Return the data exactly, with all pictures removed.

##### Working data #####

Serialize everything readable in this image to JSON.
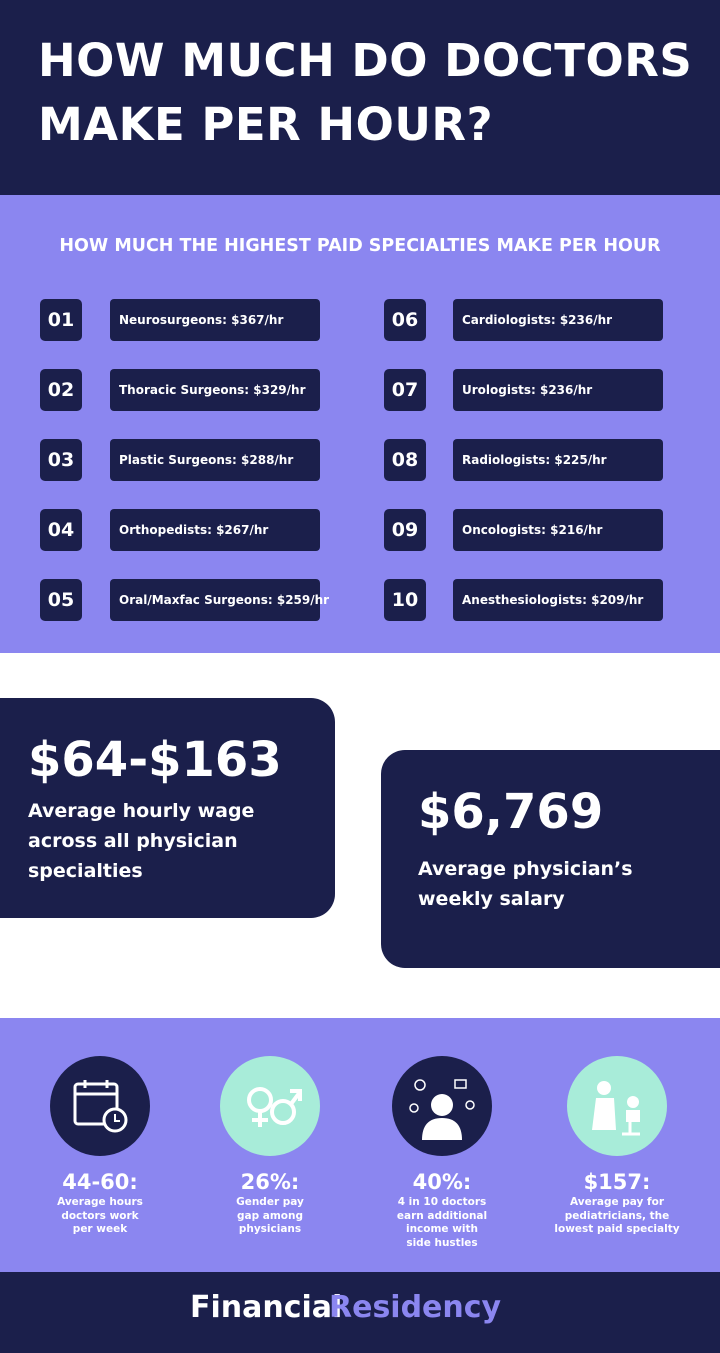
{
  "header": {
    "title_lines": [
      "HOW MUCH DO DOCTORS",
      "MAKE PER HOUR?"
    ]
  },
  "specialties": {
    "subtitle": "HOW MUCH THE HIGHEST PAID SPECIALTIES MAKE PER HOUR",
    "items": [
      {
        "rank": "01",
        "label": "Neurosurgeons: $367/hr"
      },
      {
        "rank": "02",
        "label": "Thoracic Surgeons: $329/hr"
      },
      {
        "rank": "03",
        "label": "Plastic Surgeons: $288/hr"
      },
      {
        "rank": "04",
        "label": "Orthopedists: $267/hr"
      },
      {
        "rank": "05",
        "label": "Oral/Maxfac Surgeons: $259/hr"
      },
      {
        "rank": "06",
        "label": "Cardiologists: $236/hr"
      },
      {
        "rank": "07",
        "label": "Urologists: $236/hr"
      },
      {
        "rank": "08",
        "label": "Radiologists: $225/hr"
      },
      {
        "rank": "09",
        "label": "Oncologists: $216/hr"
      },
      {
        "rank": "10",
        "label": "Anesthesiologists: $209/hr"
      }
    ]
  },
  "cards": [
    {
      "value": "$64-$163",
      "lines": [
        "Average hourly wage",
        "across all physician",
        "specialties"
      ]
    },
    {
      "value": "$6,769",
      "lines": [
        "Average physician’s",
        "weekly salary"
      ]
    }
  ],
  "stats": [
    {
      "value": "44-60:",
      "lines": [
        "Average hours",
        "doctors work",
        "per week"
      ]
    },
    {
      "value": "26%:",
      "lines": [
        "Gender pay",
        "gap among",
        "physicians"
      ]
    },
    {
      "value": "40%:",
      "lines": [
        "4 in 10 doctors",
        "earn additional",
        "income with",
        "side hustles"
      ]
    },
    {
      "value": "$157:",
      "lines": [
        "Average pay for",
        "pediatricians, the",
        "lowest paid specialty"
      ]
    }
  ],
  "footer": {
    "brand_first": "Financial",
    "brand_second": "Residency"
  }
}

#####

-- Correct result --
Serialize everything readable in this image to JSON.
{
  "header": {
    "title_lines": [
      "HOW MUCH DO DOCTORS",
      "MAKE PER HOUR?"
    ]
  },
  "specialties": {
    "subtitle": "HOW MUCH THE HIGHEST PAID SPECIALTIES MAKE PER HOUR",
    "items": [
      {
        "rank": "01",
        "label": "Neurosurgeons: $367/hr"
      },
      {
        "rank": "02",
        "label": "Thoracic Surgeons: $329/hr"
      },
      {
        "rank": "03",
        "label": "Plastic Surgeons: $288/hr"
      },
      {
        "rank": "04",
        "label": "Orthopedists: $267/hr"
      },
      {
        "rank": "05",
        "label": "Oral/Maxfac Surgeons: $259/hr"
      },
      {
        "rank": "06",
        "label": "Cardiologists: $236/hr"
      },
      {
        "rank": "07",
        "label": "Urologists: $236/hr"
      },
      {
        "rank": "08",
        "label": "Radiologists: $225/hr"
      },
      {
        "rank": "09",
        "label": "Oncologists: $216/hr"
      },
      {
        "rank": "10",
        "label": "Anesthesiologists: $209/hr"
      }
    ]
  },
  "cards": [
    {
      "value": "$64-$163",
      "lines": [
        "Average hourly wage",
        "across all physician",
        "specialties"
      ]
    },
    {
      "value": "$6,769",
      "lines": [
        "Average physician’s",
        "weekly salary"
      ]
    }
  ],
  "stats": [
    {
      "value": "44-60:",
      "lines": [
        "Average hours",
        "doctors work",
        "per week"
      ]
    },
    {
      "value": "26%:",
      "lines": [
        "Gender pay",
        "gap among",
        "physicians"
      ]
    },
    {
      "value": "40%:",
      "lines": [
        "4 in 10 doctors",
        "earn additional",
        "income with",
        "side hustles"
      ]
    },
    {
      "value": "$157:",
      "lines": [
        "Average pay for",
        "pediatricians, the",
        "lowest paid specialty"
      ]
    }
  ],
  "footer": {
    "brand_first": "Financial",
    "brand_second": "Residency"
  }
}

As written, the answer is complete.